**What the task asks**
Draw out every line with the word "xlabel" from the listing below.
╭─ Source data
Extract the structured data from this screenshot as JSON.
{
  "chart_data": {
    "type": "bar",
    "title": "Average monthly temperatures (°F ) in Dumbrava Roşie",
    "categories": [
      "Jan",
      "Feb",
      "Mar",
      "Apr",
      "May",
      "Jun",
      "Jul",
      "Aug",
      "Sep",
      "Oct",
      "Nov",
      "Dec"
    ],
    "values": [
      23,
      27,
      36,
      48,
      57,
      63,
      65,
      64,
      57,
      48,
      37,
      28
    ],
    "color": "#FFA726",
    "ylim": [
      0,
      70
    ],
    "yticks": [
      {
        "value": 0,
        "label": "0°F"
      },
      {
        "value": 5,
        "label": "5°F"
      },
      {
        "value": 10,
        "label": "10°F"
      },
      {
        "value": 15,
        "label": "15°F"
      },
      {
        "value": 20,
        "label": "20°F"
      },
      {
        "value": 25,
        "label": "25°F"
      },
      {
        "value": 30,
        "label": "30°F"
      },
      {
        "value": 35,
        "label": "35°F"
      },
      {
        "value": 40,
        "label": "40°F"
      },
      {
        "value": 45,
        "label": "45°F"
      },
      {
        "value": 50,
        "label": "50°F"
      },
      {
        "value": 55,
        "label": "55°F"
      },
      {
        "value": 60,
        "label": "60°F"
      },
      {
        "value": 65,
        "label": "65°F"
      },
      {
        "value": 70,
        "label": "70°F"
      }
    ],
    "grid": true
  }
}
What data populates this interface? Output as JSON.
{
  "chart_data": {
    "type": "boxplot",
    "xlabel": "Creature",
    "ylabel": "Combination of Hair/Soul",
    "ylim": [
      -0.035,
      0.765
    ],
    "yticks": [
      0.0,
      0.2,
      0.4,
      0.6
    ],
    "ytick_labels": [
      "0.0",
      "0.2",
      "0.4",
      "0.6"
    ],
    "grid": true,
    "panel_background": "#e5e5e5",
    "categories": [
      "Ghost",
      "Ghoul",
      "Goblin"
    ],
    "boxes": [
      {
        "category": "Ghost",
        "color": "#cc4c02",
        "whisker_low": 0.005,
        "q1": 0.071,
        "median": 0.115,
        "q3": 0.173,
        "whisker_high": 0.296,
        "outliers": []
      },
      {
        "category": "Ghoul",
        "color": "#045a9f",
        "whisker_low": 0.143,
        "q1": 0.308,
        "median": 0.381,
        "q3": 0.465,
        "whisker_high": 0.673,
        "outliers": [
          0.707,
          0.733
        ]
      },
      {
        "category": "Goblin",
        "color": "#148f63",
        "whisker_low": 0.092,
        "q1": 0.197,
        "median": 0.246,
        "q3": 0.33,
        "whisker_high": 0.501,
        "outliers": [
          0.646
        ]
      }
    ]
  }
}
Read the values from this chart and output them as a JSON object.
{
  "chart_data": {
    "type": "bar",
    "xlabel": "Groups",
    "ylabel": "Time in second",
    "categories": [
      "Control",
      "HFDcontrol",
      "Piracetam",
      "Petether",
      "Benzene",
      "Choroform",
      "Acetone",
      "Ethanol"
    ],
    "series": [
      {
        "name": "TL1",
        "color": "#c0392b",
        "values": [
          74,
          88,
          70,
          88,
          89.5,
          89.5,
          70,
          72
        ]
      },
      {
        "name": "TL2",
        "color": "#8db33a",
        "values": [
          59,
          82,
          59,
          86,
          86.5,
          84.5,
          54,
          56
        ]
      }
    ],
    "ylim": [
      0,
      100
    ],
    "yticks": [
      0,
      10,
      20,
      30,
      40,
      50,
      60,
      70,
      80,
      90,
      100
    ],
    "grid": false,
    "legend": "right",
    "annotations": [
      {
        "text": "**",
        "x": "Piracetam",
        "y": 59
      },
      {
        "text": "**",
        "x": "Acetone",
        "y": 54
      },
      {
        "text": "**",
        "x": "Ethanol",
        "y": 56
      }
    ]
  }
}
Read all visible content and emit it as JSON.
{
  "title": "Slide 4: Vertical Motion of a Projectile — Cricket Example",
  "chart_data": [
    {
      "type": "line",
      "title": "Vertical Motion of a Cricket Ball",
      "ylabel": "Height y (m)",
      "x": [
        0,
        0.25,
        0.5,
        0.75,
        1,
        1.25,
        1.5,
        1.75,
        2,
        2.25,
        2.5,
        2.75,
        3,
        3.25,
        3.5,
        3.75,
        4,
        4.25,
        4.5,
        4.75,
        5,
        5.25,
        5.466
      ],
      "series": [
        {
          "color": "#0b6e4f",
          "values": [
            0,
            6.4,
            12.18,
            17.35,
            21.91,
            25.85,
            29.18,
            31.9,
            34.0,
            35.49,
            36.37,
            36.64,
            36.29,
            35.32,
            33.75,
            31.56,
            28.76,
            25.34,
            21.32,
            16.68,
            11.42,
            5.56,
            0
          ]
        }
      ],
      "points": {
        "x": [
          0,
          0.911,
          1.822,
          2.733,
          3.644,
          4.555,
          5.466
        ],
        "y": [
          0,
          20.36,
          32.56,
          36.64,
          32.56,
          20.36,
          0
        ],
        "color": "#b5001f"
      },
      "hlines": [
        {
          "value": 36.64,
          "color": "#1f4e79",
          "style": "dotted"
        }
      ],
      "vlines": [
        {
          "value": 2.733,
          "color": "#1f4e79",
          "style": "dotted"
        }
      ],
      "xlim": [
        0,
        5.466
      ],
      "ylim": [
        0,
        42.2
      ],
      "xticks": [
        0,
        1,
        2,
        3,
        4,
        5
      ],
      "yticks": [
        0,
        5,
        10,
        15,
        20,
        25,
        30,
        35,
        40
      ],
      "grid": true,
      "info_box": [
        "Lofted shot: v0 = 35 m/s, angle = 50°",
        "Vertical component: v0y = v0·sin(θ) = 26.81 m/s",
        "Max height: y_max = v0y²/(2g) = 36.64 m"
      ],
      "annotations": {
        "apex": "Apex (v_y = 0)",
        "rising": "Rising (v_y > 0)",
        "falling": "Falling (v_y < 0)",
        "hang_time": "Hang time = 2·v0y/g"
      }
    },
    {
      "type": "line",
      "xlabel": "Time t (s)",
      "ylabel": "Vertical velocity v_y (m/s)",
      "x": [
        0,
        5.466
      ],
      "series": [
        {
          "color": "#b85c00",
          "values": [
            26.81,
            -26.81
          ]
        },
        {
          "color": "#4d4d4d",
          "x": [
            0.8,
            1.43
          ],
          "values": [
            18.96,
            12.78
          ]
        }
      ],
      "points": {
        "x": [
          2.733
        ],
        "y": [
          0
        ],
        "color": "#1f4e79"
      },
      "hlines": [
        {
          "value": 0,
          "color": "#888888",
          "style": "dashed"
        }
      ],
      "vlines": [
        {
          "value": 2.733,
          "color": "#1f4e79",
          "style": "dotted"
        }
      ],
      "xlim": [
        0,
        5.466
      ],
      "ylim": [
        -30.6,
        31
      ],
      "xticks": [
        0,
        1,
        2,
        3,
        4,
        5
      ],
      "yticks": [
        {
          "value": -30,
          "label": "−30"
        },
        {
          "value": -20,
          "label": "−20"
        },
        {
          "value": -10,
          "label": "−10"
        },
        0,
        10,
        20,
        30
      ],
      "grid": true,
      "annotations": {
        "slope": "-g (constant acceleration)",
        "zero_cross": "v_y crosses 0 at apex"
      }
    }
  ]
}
╰─
**Right answer**
    "xlabel": "Creature",
    "xlabel": "Groups",
      "xlabel": "Time t (s)",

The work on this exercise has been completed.